EXTRACTED ENTRIES —
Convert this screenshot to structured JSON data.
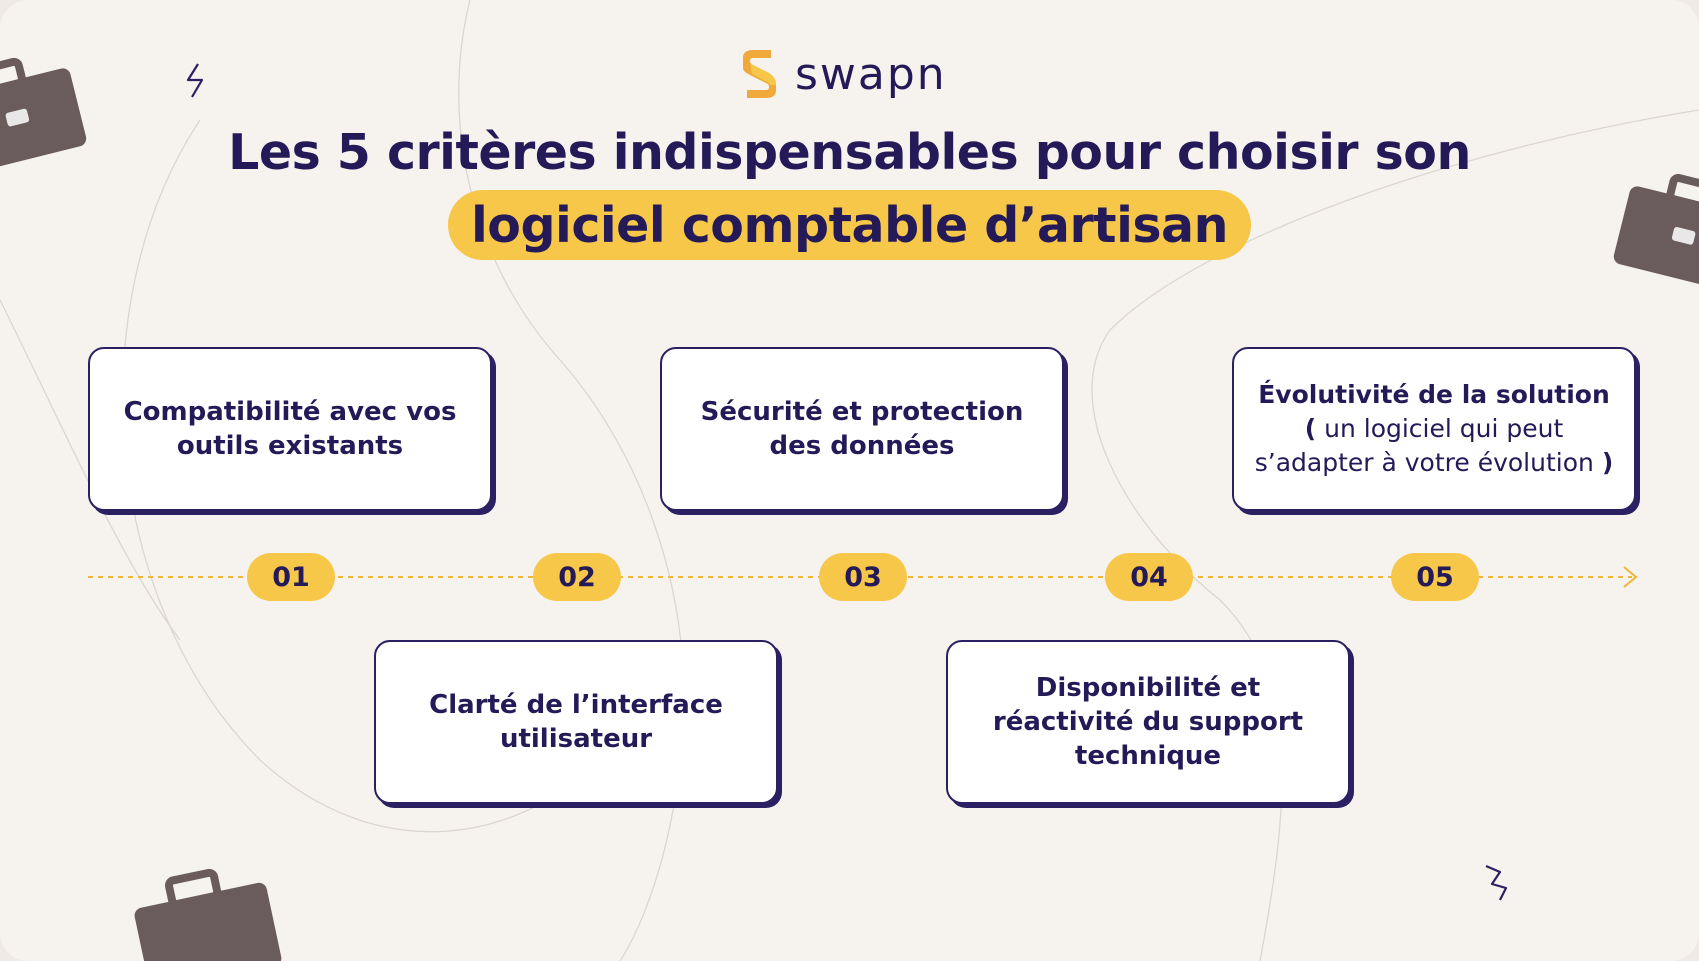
{
  "brand": {
    "name": "swapn",
    "colors": {
      "navy": "#241a57",
      "yellow": "#f7c74a",
      "background": "#f6f2ee",
      "briefcase": "#6a5c5c"
    }
  },
  "title": {
    "line1": "Les 5 critères indispensables pour choisir son",
    "line2_highlight": "logiciel comptable d’artisan"
  },
  "steps": [
    {
      "number": "01",
      "text": "Compatibilité avec vos outils existants"
    },
    {
      "number": "02",
      "text": "Clarté de l’interface utilisateur"
    },
    {
      "number": "03",
      "text": "Sécurité et protection des données"
    },
    {
      "number": "04",
      "text": "Disponibilité et réactivité du support technique"
    },
    {
      "number": "05",
      "text_bold_1": "Évolutivité de la solution",
      "text_bold_open": "(",
      "text_regular": "un logiciel qui peut s’adapter à votre évolution",
      "text_bold_close": ")"
    }
  ],
  "icons": [
    "swapn-logo-icon",
    "briefcase-icon",
    "lightning-icon",
    "arrow-right-icon"
  ]
}
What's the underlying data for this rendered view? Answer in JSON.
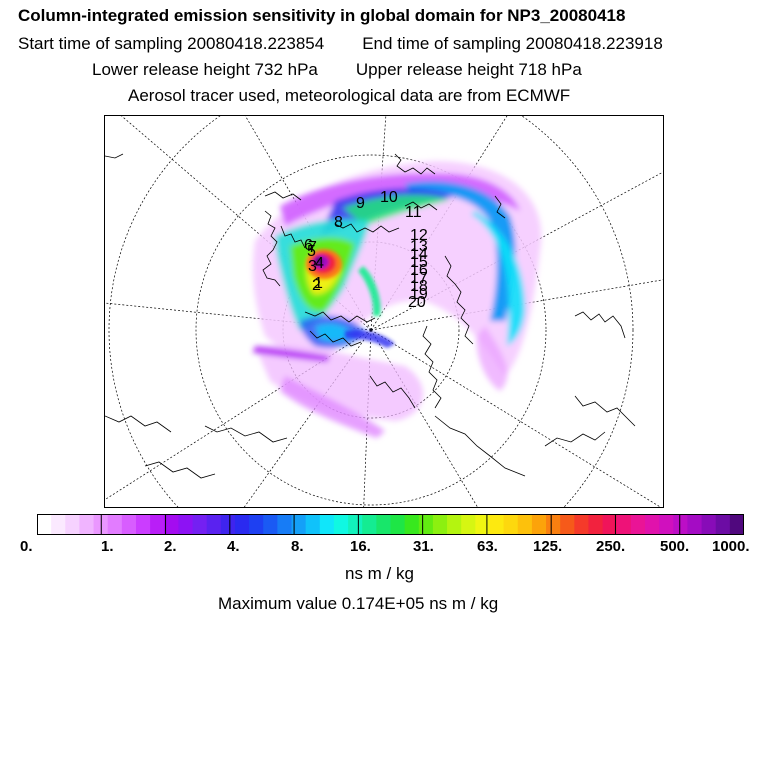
{
  "header": {
    "title": "Column-integrated emission sensitivity in global domain for NP3_20080418",
    "start_time": "Start time of sampling 20080418.223854",
    "end_time": "End time of sampling 20080418.223918",
    "lower_release": "Lower release height  732 hPa",
    "upper_release": "Upper release height  718 hPa",
    "tracer_info": "Aerosol tracer used, meteorological data are from ECMWF"
  },
  "map": {
    "projection": "polar stereographic",
    "day_labels": [
      "1",
      "2",
      "3",
      "4",
      "5",
      "6",
      "7",
      "8",
      "9",
      "10",
      "11",
      "12",
      "13",
      "14",
      "15",
      "16",
      "17",
      "18",
      "19",
      "20"
    ]
  },
  "colorbar": {
    "colors": [
      "#ffffff",
      "#fbe9ff",
      "#f6d2ff",
      "#f0b4ff",
      "#ea97ff",
      "#e27cff",
      "#d85dff",
      "#cb3dff",
      "#b91ef7",
      "#a40cf0",
      "#8d12f4",
      "#7420f2",
      "#5a22f0",
      "#3f24ee",
      "#2a2af0",
      "#1e40f2",
      "#1a5af4",
      "#177cf6",
      "#14a0f8",
      "#10c2fa",
      "#10e6fa",
      "#10f8e2",
      "#12f2bc",
      "#14ec92",
      "#18e66a",
      "#1ee646",
      "#38e81e",
      "#62ec12",
      "#8cf010",
      "#b4f410",
      "#d6f612",
      "#f0f612",
      "#fde910",
      "#fdd80e",
      "#fdc10c",
      "#fca30a",
      "#fa8010",
      "#f65a1a",
      "#f53a2a",
      "#f2223e",
      "#f0145a",
      "#ee1278",
      "#ea1496",
      "#e012ac",
      "#d010be",
      "#bc0ec6",
      "#a40cc4",
      "#880cb8",
      "#6c0ca4",
      "#50087e"
    ],
    "tick_labels": [
      "0.",
      "1.",
      "2.",
      "4.",
      "8.",
      "16.",
      "31.",
      "63.",
      "125.",
      "250.",
      "500.",
      "1000."
    ],
    "units": "ns m / kg"
  },
  "footer": {
    "max_value": "Maximum value  0.174E+05 ns m / kg"
  }
}
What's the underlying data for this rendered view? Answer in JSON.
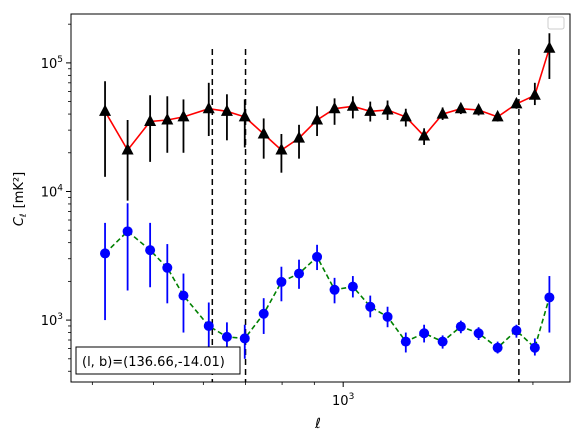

GIVEN PROBLEM —
Among the entries, how many lines contain the string "height"? Give the number without anything else.

TASK RESULT —
2